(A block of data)
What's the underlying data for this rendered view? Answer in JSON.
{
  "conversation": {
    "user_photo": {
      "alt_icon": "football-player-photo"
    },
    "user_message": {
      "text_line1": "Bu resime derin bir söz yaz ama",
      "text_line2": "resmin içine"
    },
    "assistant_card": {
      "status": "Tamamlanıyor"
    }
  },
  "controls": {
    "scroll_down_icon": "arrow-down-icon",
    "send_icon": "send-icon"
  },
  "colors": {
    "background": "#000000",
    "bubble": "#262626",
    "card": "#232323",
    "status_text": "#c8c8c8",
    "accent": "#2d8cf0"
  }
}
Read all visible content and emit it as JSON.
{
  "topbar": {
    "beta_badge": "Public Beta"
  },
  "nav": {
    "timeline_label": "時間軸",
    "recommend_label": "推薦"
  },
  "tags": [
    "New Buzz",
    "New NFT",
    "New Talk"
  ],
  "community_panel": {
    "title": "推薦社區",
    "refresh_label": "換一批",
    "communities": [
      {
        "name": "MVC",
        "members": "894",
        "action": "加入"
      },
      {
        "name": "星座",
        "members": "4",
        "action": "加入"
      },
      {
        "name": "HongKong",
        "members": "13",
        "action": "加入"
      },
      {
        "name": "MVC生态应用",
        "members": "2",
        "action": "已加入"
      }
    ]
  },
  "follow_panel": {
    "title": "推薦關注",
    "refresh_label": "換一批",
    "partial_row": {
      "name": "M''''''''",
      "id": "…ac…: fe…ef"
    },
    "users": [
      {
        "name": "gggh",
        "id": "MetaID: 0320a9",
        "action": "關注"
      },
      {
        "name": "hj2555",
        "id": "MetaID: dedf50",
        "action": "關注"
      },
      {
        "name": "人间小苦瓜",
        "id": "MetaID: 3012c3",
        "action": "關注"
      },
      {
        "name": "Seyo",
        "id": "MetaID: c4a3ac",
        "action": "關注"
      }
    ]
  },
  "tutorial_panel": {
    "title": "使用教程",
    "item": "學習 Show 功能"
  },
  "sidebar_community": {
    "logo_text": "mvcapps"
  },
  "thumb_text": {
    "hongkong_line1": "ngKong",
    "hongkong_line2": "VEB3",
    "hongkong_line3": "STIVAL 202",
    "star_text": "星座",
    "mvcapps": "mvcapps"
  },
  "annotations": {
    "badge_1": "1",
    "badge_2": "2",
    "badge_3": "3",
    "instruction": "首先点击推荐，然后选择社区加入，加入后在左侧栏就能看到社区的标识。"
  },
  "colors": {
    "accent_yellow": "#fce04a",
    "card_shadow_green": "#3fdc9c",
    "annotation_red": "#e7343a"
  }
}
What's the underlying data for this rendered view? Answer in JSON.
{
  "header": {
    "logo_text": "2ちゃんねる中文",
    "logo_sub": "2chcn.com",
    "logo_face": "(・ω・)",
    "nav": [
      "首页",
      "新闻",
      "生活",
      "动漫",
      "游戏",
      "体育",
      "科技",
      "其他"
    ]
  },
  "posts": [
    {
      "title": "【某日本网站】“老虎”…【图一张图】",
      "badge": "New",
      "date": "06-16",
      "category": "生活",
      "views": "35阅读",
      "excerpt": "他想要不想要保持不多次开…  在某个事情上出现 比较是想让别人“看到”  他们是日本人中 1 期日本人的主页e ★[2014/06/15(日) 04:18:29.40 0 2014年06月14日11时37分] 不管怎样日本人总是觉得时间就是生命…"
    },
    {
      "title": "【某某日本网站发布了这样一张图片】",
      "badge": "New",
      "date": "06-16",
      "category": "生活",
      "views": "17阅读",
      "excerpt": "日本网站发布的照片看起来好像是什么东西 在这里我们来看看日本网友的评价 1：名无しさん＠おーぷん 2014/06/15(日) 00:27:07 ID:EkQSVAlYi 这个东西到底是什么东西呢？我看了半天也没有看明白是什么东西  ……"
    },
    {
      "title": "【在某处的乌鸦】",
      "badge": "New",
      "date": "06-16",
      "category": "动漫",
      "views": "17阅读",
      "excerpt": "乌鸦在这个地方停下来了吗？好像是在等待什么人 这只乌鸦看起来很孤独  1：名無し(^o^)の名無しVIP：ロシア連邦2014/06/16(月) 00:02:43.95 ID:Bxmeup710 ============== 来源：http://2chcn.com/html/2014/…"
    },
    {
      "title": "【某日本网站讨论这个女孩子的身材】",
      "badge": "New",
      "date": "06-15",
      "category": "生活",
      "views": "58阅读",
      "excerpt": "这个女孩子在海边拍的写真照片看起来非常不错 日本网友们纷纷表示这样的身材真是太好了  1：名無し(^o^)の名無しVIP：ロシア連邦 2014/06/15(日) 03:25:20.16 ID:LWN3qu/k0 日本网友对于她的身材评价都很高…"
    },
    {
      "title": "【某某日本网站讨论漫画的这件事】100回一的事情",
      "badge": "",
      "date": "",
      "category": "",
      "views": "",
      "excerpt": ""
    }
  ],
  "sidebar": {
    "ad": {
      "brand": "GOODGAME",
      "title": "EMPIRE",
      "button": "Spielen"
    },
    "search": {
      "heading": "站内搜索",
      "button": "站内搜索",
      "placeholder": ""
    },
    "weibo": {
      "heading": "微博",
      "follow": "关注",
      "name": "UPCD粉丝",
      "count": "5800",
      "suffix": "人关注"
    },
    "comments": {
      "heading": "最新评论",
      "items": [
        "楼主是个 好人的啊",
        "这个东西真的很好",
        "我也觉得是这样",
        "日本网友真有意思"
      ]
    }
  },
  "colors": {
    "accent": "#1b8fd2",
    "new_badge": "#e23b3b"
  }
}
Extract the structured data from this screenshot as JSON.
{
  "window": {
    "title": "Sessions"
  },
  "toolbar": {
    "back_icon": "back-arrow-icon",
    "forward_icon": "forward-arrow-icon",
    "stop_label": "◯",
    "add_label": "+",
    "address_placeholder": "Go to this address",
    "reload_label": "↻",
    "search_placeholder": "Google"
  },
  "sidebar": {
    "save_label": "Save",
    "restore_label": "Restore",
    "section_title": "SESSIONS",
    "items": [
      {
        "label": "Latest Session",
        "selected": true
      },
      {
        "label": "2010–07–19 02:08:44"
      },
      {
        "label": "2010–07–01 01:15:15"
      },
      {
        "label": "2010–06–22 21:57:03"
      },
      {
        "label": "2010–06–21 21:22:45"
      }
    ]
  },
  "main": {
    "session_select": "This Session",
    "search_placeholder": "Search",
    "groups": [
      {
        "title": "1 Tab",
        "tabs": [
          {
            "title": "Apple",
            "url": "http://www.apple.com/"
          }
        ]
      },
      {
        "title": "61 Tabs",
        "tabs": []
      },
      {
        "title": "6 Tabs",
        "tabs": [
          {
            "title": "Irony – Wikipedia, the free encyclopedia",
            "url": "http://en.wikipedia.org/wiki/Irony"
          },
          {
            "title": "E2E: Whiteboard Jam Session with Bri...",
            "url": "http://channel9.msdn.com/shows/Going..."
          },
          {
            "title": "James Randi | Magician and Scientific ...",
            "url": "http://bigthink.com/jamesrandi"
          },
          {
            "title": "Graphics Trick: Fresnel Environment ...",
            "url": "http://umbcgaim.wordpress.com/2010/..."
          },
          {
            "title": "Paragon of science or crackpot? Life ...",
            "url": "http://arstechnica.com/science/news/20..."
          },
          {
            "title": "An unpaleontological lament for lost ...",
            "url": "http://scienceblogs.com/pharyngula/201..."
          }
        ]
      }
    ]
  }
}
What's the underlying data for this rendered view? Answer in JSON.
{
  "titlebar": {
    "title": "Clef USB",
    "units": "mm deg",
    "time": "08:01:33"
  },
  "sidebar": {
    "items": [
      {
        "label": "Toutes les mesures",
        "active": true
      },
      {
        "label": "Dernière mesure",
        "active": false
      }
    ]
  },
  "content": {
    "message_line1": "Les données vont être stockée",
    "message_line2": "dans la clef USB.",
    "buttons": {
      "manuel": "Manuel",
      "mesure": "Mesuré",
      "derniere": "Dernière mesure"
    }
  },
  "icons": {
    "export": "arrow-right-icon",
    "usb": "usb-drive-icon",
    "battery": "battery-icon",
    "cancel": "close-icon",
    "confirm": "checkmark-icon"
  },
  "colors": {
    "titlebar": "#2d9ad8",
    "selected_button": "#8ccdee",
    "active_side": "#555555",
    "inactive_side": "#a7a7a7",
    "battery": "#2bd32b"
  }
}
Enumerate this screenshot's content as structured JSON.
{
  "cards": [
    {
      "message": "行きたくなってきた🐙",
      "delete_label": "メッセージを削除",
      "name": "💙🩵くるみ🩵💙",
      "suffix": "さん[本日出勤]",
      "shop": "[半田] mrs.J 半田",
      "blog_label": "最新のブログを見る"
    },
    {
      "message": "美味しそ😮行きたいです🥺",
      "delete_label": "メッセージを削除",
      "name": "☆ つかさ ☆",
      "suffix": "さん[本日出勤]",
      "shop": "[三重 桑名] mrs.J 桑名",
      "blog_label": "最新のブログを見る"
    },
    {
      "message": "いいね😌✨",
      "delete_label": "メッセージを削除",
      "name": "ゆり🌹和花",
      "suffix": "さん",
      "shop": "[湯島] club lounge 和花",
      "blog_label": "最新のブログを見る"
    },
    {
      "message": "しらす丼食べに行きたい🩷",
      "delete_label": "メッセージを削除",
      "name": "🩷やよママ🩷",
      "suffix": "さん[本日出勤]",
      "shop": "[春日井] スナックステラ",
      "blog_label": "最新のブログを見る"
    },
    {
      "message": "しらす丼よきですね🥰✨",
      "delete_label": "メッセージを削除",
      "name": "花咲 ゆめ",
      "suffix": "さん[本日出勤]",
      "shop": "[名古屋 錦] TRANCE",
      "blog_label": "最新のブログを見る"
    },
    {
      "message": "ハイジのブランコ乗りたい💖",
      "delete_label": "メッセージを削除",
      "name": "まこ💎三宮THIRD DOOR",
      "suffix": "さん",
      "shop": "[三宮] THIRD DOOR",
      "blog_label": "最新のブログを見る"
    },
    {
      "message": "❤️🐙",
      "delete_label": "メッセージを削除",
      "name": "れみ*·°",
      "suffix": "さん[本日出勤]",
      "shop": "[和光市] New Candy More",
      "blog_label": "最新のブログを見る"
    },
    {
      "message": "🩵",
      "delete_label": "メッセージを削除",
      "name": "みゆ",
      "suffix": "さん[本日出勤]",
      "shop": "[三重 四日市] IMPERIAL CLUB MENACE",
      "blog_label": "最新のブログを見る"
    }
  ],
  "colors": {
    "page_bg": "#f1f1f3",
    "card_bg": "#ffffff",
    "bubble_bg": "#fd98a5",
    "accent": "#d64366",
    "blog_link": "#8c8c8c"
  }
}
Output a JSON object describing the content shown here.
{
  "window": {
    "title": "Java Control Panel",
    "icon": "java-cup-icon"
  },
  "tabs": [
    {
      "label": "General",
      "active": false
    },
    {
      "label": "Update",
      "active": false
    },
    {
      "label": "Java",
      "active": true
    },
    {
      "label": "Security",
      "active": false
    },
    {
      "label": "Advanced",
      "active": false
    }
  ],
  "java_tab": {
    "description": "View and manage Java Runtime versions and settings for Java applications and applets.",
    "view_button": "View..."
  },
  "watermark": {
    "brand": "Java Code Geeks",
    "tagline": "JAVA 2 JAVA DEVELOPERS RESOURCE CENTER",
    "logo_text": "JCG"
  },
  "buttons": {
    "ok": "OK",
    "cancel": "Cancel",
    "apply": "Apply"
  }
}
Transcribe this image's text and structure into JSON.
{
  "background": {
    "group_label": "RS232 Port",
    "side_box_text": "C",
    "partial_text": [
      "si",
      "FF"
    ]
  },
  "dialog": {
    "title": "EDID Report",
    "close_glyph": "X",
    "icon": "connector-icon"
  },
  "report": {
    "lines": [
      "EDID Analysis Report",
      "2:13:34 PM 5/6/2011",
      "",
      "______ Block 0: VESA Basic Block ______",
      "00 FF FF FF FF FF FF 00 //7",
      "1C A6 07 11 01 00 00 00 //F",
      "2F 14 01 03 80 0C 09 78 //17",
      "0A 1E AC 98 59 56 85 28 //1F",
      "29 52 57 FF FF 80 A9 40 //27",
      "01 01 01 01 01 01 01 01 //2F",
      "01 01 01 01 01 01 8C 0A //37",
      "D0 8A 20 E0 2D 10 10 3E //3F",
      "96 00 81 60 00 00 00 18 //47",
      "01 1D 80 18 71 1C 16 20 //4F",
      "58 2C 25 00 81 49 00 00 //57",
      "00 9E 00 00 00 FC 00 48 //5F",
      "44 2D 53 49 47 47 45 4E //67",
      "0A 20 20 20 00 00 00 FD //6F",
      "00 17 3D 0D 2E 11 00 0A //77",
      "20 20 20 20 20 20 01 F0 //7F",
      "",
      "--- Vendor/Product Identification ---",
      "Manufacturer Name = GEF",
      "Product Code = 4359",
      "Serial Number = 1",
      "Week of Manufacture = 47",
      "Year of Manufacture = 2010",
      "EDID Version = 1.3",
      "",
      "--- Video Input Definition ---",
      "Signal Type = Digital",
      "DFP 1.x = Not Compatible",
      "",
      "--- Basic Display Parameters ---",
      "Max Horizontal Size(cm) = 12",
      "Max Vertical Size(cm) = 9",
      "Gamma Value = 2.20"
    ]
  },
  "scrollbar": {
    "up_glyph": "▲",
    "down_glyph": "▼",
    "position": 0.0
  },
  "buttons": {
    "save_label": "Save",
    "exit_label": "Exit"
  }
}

TASK TO COMPLETE:
Look through the data above. Find each line with the string "EDID" and copy it.

ANSWER IN FULL:
    "title": "EDID Report",
      "EDID Analysis Report",
      "EDID Version = 1.3",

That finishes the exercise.